#### What you will do:
Collect each line holding the string "العقار".

<<<<

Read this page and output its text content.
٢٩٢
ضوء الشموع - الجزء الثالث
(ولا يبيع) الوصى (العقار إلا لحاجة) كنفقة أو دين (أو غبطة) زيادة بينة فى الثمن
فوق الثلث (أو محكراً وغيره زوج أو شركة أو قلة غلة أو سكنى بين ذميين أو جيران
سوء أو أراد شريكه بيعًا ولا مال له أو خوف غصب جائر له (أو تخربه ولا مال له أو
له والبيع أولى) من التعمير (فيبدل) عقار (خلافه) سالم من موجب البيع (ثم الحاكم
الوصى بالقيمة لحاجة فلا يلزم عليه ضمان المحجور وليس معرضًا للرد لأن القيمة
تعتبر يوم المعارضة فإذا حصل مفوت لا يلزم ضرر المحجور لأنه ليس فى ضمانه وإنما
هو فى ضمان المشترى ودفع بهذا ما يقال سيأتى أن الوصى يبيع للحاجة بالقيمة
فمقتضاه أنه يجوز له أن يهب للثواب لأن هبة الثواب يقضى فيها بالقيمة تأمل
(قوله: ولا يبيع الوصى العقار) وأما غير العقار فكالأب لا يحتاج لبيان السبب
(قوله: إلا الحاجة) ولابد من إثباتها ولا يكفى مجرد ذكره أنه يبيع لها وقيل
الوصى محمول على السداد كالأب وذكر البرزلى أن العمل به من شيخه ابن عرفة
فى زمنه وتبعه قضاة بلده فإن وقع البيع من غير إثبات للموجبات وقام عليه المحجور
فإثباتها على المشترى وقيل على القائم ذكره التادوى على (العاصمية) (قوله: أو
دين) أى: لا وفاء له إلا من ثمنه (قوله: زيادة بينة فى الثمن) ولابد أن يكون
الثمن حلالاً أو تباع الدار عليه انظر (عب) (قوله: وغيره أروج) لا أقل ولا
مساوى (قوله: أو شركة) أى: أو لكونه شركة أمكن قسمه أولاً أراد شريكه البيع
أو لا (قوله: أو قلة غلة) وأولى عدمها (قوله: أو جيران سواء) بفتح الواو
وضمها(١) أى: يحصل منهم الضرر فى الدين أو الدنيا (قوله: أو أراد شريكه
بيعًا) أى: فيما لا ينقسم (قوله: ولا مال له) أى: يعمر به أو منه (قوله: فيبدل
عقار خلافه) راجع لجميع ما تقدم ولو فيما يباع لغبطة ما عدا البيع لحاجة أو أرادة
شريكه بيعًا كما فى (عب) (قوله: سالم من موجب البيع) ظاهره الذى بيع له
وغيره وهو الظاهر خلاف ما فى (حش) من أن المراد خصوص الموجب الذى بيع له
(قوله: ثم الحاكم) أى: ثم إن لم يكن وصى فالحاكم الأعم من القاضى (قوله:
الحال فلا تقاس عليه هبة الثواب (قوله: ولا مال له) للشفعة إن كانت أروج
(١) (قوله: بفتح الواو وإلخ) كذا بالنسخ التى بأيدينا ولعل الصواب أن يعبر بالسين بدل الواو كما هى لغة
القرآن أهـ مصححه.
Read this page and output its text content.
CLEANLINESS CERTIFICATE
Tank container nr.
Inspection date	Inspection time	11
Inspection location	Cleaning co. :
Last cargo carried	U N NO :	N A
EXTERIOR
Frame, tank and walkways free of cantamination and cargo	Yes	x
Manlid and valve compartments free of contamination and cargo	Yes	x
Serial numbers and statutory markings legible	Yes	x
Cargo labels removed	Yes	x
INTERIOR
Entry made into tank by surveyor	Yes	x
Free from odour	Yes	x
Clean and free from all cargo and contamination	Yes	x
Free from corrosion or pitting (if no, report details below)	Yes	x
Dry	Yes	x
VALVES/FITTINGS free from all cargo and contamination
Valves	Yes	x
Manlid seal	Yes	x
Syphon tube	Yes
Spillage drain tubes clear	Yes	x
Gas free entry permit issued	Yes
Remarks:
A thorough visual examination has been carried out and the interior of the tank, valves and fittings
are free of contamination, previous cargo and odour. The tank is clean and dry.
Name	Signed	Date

>>>>

#### Full output:
(ولا يبيع) الوصى (العقار إلا لحاجة) كنفقة أو دين (أو غبطة) زيادة بينة فى الثمن
(قوله: ولا يبيع الوصى العقار) وأما غير العقار فكالأب لا يحتاج لبيان السبب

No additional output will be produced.